_Written task_
Quote every entry word for word.

.....

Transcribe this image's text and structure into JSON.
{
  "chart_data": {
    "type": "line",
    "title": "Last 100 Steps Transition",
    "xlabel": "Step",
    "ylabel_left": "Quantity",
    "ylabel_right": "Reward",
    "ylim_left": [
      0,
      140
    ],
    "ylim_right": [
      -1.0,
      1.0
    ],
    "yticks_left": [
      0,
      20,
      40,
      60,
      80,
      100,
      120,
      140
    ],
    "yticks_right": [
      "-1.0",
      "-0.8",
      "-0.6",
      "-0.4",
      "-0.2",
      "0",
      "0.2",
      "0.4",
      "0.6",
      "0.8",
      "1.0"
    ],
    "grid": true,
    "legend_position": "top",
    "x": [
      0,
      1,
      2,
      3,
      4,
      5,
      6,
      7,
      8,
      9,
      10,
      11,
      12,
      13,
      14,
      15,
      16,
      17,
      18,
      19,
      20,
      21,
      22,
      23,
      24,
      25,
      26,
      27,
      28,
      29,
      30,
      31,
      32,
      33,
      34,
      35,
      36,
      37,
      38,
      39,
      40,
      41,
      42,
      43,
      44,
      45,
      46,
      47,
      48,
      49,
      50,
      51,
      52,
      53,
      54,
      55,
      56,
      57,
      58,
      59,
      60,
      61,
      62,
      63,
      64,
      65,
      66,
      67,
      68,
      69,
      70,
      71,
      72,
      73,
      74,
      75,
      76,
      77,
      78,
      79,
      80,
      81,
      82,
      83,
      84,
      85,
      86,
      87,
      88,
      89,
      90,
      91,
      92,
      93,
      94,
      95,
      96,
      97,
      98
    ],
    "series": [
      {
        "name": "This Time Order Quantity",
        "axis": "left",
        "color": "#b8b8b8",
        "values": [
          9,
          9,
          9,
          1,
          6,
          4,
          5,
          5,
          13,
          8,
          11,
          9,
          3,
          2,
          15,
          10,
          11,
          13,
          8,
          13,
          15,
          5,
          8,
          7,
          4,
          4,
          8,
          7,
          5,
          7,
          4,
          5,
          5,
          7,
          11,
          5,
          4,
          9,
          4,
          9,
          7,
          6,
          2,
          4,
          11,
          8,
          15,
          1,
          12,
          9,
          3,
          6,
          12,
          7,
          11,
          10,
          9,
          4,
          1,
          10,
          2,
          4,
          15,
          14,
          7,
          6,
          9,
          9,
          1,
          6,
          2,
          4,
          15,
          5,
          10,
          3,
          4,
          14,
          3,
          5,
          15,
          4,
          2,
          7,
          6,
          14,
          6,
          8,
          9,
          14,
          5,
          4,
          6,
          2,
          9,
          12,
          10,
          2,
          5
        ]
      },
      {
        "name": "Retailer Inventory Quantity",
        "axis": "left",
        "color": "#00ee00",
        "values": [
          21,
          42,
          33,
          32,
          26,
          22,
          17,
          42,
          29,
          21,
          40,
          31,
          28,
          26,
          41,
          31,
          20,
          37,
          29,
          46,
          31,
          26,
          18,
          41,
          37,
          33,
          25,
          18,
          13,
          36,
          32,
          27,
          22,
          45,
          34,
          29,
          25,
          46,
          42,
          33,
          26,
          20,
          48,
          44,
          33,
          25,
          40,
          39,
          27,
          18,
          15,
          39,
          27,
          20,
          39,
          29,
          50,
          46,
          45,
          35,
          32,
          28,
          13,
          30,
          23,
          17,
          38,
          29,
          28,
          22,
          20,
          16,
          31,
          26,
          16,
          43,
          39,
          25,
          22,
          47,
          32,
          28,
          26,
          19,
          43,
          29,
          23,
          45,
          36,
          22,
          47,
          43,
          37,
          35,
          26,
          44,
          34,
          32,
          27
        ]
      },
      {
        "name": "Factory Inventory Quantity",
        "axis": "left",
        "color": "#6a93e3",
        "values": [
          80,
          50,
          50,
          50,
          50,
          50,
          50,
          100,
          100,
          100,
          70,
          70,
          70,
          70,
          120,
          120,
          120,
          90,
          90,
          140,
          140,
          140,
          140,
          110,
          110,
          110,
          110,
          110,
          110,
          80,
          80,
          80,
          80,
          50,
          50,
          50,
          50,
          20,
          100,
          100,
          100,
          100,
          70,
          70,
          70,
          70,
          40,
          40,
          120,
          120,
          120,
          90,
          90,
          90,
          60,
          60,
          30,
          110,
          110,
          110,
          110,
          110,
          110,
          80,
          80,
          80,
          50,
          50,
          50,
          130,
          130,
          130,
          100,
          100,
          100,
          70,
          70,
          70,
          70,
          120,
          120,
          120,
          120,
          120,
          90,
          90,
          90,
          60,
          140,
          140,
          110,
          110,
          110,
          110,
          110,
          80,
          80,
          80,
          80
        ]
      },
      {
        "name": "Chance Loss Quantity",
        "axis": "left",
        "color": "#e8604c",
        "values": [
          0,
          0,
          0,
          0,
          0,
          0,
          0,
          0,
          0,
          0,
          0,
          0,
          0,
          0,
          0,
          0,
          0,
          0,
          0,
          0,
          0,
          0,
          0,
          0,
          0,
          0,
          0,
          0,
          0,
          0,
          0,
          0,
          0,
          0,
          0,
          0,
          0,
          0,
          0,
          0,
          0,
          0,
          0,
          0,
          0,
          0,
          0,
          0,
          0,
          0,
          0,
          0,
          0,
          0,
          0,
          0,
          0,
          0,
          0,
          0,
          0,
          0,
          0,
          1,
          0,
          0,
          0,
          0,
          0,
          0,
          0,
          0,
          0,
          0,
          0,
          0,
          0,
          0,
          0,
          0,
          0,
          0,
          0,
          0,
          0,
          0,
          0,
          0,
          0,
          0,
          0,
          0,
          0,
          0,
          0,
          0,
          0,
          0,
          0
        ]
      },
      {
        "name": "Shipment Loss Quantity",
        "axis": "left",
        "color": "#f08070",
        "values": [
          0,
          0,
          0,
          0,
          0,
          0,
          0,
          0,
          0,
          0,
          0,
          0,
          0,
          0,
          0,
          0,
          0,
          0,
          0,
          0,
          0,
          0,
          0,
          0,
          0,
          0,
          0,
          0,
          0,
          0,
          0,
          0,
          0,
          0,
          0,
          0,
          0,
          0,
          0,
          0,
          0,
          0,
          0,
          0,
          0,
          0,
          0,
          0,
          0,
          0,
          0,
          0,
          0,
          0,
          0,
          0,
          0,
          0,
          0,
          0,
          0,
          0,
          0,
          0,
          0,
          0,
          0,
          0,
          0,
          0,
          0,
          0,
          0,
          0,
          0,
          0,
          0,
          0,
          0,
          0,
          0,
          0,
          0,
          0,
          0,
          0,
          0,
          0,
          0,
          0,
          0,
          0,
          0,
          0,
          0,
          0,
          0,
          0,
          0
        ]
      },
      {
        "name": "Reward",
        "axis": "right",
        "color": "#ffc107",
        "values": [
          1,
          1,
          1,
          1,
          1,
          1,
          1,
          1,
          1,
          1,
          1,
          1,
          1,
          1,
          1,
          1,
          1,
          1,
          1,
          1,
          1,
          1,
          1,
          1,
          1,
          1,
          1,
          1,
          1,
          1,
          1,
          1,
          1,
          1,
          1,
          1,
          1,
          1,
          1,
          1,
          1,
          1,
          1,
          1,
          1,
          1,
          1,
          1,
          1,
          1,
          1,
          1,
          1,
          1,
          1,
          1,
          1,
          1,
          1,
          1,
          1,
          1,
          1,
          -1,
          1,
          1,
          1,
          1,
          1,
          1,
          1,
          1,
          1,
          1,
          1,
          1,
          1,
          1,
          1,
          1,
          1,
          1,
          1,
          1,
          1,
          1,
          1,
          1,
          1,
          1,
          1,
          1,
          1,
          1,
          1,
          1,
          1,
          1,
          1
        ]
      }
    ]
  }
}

.....

_Answer to the problem_
Transcribe this image's text and structure into JSON.
{
  "chart_data": {
    "type": "line",
    "title": "Last 100 Steps Transition",
    "xlabel": "Step",
    "ylabel_left": "Quantity",
    "ylabel_right": "Reward",
    "ylim_left": [
      0,
      140
    ],
    "ylim_right": [
      -1.0,
      1.0
    ],
    "yticks_left": [
      0,
      20,
      40,
      60,
      80,
      100,
      120,
      140
    ],
    "yticks_right": [
      "-1.0",
      "-0.8",
      "-0.6",
      "-0.4",
      "-0.2",
      "0",
      "0.2",
      "0.4",
      "0.6",
      "0.8",
      "1.0"
    ],
    "grid": true,
    "legend_position": "top",
    "x": [
      0,
      1,
      2,
      3,
      4,
      5,
      6,
      7,
      8,
      9,
      10,
      11,
      12,
      13,
      14,
      15,
      16,
      17,
      18,
      19,
      20,
      21,
      22,
      23,
      24,
      25,
      26,
      27,
      28,
      29,
      30,
      31,
      32,
      33,
      34,
      35,
      36,
      37,
      38,
      39,
      40,
      41,
      42,
      43,
      44,
      45,
      46,
      47,
      48,
      49,
      50,
      51,
      52,
      53,
      54,
      55,
      56,
      57,
      58,
      59,
      60,
      61,
      62,
      63,
      64,
      65,
      66,
      67,
      68,
      69,
      70,
      71,
      72,
      73,
      74,
      75,
      76,
      77,
      78,
      79,
      80,
      81,
      82,
      83,
      84,
      85,
      86,
      87,
      88,
      89,
      90,
      91,
      92,
      93,
      94,
      95,
      96,
      97,
      98
    ],
    "series": [
      {
        "name": "This Time Order Quantity",
        "axis": "left",
        "color": "#b8b8b8",
        "values": [
          9,
          9,
          9,
          1,
          6,
          4,
          5,
          5,
          13,
          8,
          11,
          9,
          3,
          2,
          15,
          10,
          11,
          13,
          8,
          13,
          15,
          5,
          8,
          7,
          4,
          4,
          8,
          7,
          5,
          7,
          4,
          5,
          5,
          7,
          11,
          5,
          4,
          9,
          4,
          9,
          7,
          6,
          2,
          4,
          11,
          8,
          15,
          1,
          12,
          9,
          3,
          6,
          12,
          7,
          11,
          10,
          9,
          4,
          1,
          10,
          2,
          4,
          15,
          14,
          7,
          6,
          9,
          9,
          1,
          6,
          2,
          4,
          15,
          5,
          10,
          3,
          4,
          14,
          3,
          5,
          15,
          4,
          2,
          7,
          6,
          14,
          6,
          8,
          9,
          14,
          5,
          4,
          6,
          2,
          9,
          12,
          10,
          2,
          5
        ]
      },
      {
        "name": "Retailer Inventory Quantity",
        "axis": "left",
        "color": "#00ee00",
        "values": [
          21,
          42,
          33,
          32,
          26,
          22,
          17,
          42,
          29,
          21,
          40,
          31,
          28,
          26,
          41,
          31,
          20,
          37,
          29,
          46,
          31,
          26,
          18,
          41,
          37,
          33,
          25,
          18,
          13,
          36,
          32,
          27,
          22,
          45,
          34,
          29,
          25,
          46,
          42,
          33,
          26,
          20,
          48,
          44,
          33,
          25,
          40,
          39,
          27,
          18,
          15,
          39,
          27,
          20,
          39,
          29,
          50,
          46,
          45,
          35,
          32,
          28,
          13,
          30,
          23,
          17,
          38,
          29,
          28,
          22,
          20,
          16,
          31,
          26,
          16,
          43,
          39,
          25,
          22,
          47,
          32,
          28,
          26,
          19,
          43,
          29,
          23,
          45,
          36,
          22,
          47,
          43,
          37,
          35,
          26,
          44,
          34,
          32,
          27
        ]
      },
      {
        "name": "Factory Inventory Quantity",
        "axis": "left",
        "color": "#6a93e3",
        "values": [
          80,
          50,
          50,
          50,
          50,
          50,
          50,
          100,
          100,
          100,
          70,
          70,
          70,
          70,
          120,
          120,
          120,
          90,
          90,
          140,
          140,
          140,
          140,
          110,
          110,
          110,
          110,
          110,
          110,
          80,
          80,
          80,
          80,
          50,
          50,
          50,
          50,
          20,
          100,
          100,
          100,
          100,
          70,
          70,
          70,
          70,
          40,
          40,
          120,
          120,
          120,
          90,
          90,
          90,
          60,
          60,
          30,
          110,
          110,
          110,
          110,
          110,
          110,
          80,
          80,
          80,
          50,
          50,
          50,
          130,
          130,
          130,
          100,
          100,
          100,
          70,
          70,
          70,
          70,
          120,
          120,
          120,
          120,
          120,
          90,
          90,
          90,
          60,
          140,
          140,
          110,
          110,
          110,
          110,
          110,
          80,
          80,
          80,
          80
        ]
      },
      {
        "name": "Chance Loss Quantity",
        "axis": "left",
        "color": "#e8604c",
        "values": [
          0,
          0,
          0,
          0,
          0,
          0,
          0,
          0,
          0,
          0,
          0,
          0,
          0,
          0,
          0,
          0,
          0,
          0,
          0,
          0,
          0,
          0,
          0,
          0,
          0,
          0,
          0,
          0,
          0,
          0,
          0,
          0,
          0,
          0,
          0,
          0,
          0,
          0,
          0,
          0,
          0,
          0,
          0,
          0,
          0,
          0,
          0,
          0,
          0,
          0,
          0,
          0,
          0,
          0,
          0,
          0,
          0,
          0,
          0,
          0,
          0,
          0,
          0,
          1,
          0,
          0,
          0,
          0,
          0,
          0,
          0,
          0,
          0,
          0,
          0,
          0,
          0,
          0,
          0,
          0,
          0,
          0,
          0,
          0,
          0,
          0,
          0,
          0,
          0,
          0,
          0,
          0,
          0,
          0,
          0,
          0,
          0,
          0,
          0
        ]
      },
      {
        "name": "Shipment Loss Quantity",
        "axis": "left",
        "color": "#f08070",
        "values": [
          0,
          0,
          0,
          0,
          0,
          0,
          0,
          0,
          0,
          0,
          0,
          0,
          0,
          0,
          0,
          0,
          0,
          0,
          0,
          0,
          0,
          0,
          0,
          0,
          0,
          0,
          0,
          0,
          0,
          0,
          0,
          0,
          0,
          0,
          0,
          0,
          0,
          0,
          0,
          0,
          0,
          0,
          0,
          0,
          0,
          0,
          0,
          0,
          0,
          0,
          0,
          0,
          0,
          0,
          0,
          0,
          0,
          0,
          0,
          0,
          0,
          0,
          0,
          0,
          0,
          0,
          0,
          0,
          0,
          0,
          0,
          0,
          0,
          0,
          0,
          0,
          0,
          0,
          0,
          0,
          0,
          0,
          0,
          0,
          0,
          0,
          0,
          0,
          0,
          0,
          0,
          0,
          0,
          0,
          0,
          0,
          0,
          0,
          0
        ]
      },
      {
        "name": "Reward",
        "axis": "right",
        "color": "#ffc107",
        "values": [
          1,
          1,
          1,
          1,
          1,
          1,
          1,
          1,
          1,
          1,
          1,
          1,
          1,
          1,
          1,
          1,
          1,
          1,
          1,
          1,
          1,
          1,
          1,
          1,
          1,
          1,
          1,
          1,
          1,
          1,
          1,
          1,
          1,
          1,
          1,
          1,
          1,
          1,
          1,
          1,
          1,
          1,
          1,
          1,
          1,
          1,
          1,
          1,
          1,
          1,
          1,
          1,
          1,
          1,
          1,
          1,
          1,
          1,
          1,
          1,
          1,
          1,
          1,
          -1,
          1,
          1,
          1,
          1,
          1,
          1,
          1,
          1,
          1,
          1,
          1,
          1,
          1,
          1,
          1,
          1,
          1,
          1,
          1,
          1,
          1,
          1,
          1,
          1,
          1,
          1,
          1,
          1,
          1,
          1,
          1,
          1,
          1,
          1,
          1
        ]
      }
    ]
  }
}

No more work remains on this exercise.